Nurharifah Ruswari, Ia adalah guru mengaji saya ketika masih kecil dulu. Bermula di sebuah ruang tamu, Ia mulai mengajar beberapa anak komplek baca tulis Qur’an. Saat itu Ia masih duduk di bangku kuliah. Semangatnya untuk berbagi ilmu luar biasa. Perawakannya yang kecil mungil, sangat berbeda dengan karakternya yang tegas dan berkeinginan kuat. Awalnya hanya beberapa gelintir anak saja yang belajar mengaji padanya. Hanya belajar iqro dan Al qur’an saja. Namun seiring dengan berjalannya waktu, semakin banyak anak-anak yang tertarik, dan ibu-ibu yang menitipkan anaknya untuk belajar membaca Qur’an Termasuk saya, saya diajak oleh seorang teman untuk belajar Qur’an di rumah beliau yang akrab kami sapa Teh Nur ini.

Ketika anak-anak semakin banyak, akhirnya pindahlah kami ke sebuah mushala di samping ruang tamu rumahnya. Pengajar pun bertambah, tidak hanya Ia sendiri. Waktupun bergulir hingga pada akhirnya tempat kami ini memiliki nama, TPA Qurrata A’yun. Walaupun secara administratif kami tidak terdaftar di BKPRMI, namun semangat guru-guru kami untuk menjadikan kami ’penyejuk mata’ bagi orang tua tidak kalah dengan TPA-TPA lainnya.

__Data__.
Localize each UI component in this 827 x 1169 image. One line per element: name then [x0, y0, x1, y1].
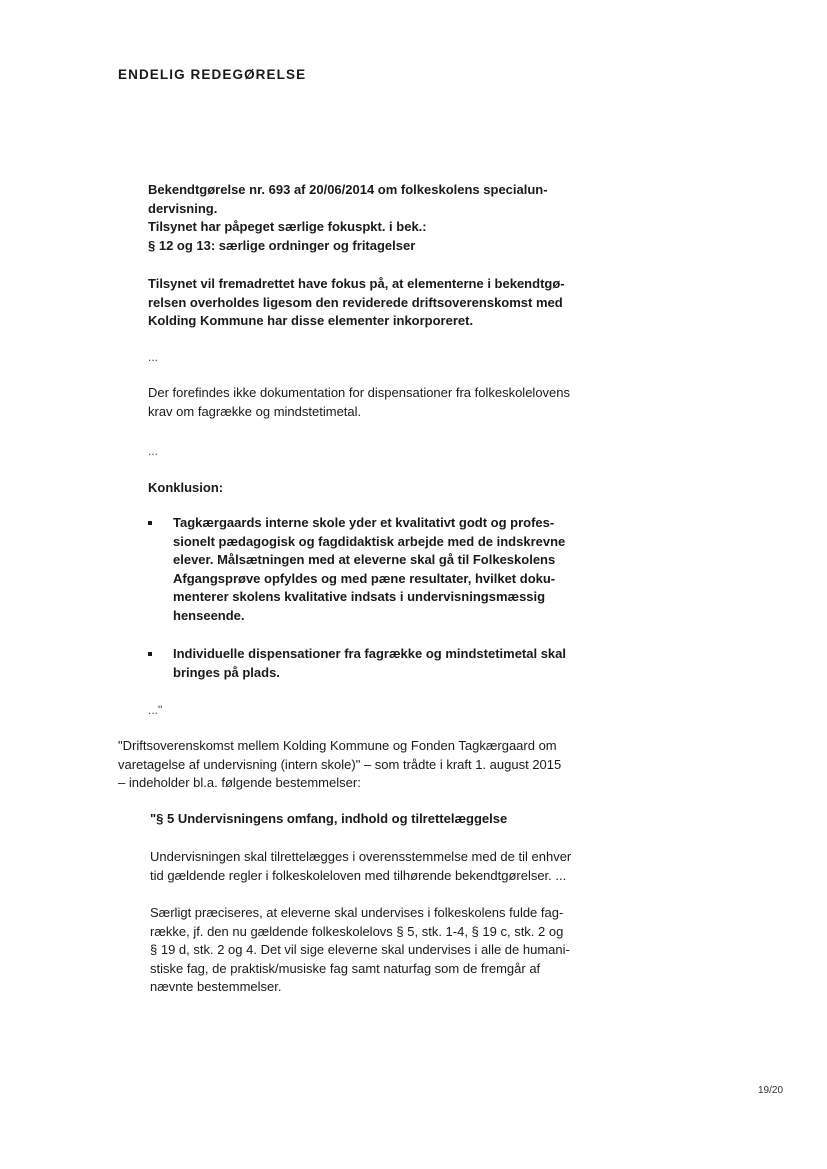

__Tugas Anda__.
1. Dalam kutipan halaman, apa nama yang akhirnya dimiliki tempat mengaji itu?
2. Terjemahkan kalimat dari kutipan halaman ini ke dalam bahasa Inggris: "Waktupun bergulir hingga pada akhirnya tempat kami ini memiliki nama, TPA Qurrata A’yun."
3. Salin bagian kutipan halaman yang dimulai dengan "Ketika anak-anak semakin" dan berlanjut sampai "dengan TPA-TPA lainnya.".

__Jawaban__.
1. TPA Qurrata A’yun.

2. Time went by until our place finally had a name, TPA Qurrata A’yun.

3.
Ketika anak-anak semakin banyak, akhirnya pindahlah kami ke sebuah mushala di samping ruang tamu rumahnya. Pengajar pun bertambah, tidak hanya Ia sendiri. Waktupun bergulir hingga pada akhirnya tempat kami ini memiliki nama, TPA Qurrata A’yun. Walaupun secara administratif kami tidak terdaftar di BKPRMI, namun semangat guru-guru kami untuk menjadikan kami ’penyejuk mata’ bagi orang tua tidak kalah dengan TPA-TPA lainnya.